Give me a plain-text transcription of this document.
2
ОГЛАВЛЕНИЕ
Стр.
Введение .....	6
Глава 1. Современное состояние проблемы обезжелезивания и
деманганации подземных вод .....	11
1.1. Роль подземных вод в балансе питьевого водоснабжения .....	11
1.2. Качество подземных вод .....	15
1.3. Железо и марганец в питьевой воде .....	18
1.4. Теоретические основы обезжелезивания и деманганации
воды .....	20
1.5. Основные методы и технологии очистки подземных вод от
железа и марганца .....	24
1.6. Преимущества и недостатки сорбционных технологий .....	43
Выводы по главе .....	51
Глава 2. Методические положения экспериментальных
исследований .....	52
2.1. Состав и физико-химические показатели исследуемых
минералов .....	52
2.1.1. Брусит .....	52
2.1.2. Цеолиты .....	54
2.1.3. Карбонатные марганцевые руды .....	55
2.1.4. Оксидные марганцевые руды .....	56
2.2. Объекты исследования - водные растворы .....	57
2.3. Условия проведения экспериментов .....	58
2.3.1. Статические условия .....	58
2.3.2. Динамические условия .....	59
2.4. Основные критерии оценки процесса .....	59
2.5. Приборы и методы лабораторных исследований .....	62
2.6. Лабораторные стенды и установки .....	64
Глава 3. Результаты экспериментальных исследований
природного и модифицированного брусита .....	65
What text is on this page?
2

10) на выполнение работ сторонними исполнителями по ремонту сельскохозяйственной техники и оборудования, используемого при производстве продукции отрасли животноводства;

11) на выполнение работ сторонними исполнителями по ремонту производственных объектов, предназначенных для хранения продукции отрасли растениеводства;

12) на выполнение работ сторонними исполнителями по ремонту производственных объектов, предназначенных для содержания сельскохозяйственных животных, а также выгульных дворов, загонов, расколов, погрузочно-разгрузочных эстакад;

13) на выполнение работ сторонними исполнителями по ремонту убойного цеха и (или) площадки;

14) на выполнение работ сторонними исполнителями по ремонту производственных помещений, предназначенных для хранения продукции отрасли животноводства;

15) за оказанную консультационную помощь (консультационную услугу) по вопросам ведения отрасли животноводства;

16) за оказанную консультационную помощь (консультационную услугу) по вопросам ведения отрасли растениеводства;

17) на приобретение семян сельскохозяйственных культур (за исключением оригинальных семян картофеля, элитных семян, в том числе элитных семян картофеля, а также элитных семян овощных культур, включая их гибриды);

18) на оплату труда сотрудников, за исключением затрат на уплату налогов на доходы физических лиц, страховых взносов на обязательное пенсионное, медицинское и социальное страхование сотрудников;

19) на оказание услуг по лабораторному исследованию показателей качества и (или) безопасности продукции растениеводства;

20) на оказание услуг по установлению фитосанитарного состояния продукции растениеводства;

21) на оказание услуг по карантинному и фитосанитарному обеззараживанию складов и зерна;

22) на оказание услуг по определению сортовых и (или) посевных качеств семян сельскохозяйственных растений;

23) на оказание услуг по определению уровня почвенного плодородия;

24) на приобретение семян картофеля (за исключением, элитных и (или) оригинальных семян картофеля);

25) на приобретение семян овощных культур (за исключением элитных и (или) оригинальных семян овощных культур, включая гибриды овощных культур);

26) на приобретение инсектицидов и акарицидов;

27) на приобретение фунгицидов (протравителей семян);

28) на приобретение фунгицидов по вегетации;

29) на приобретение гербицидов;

◆ **Brief**: Report all lines of the material that contain the word "хранения".

◆ **Expected answer**:
11) на выполнение работ сторонними исполнителями по ремонту производственных объектов, предназначенных для хранения продукции отрасли растениеводства;
14) на выполнение работ сторонними исполнителями по ремонту производственных помещений, предназначенных для хранения продукции отрасли животноводства;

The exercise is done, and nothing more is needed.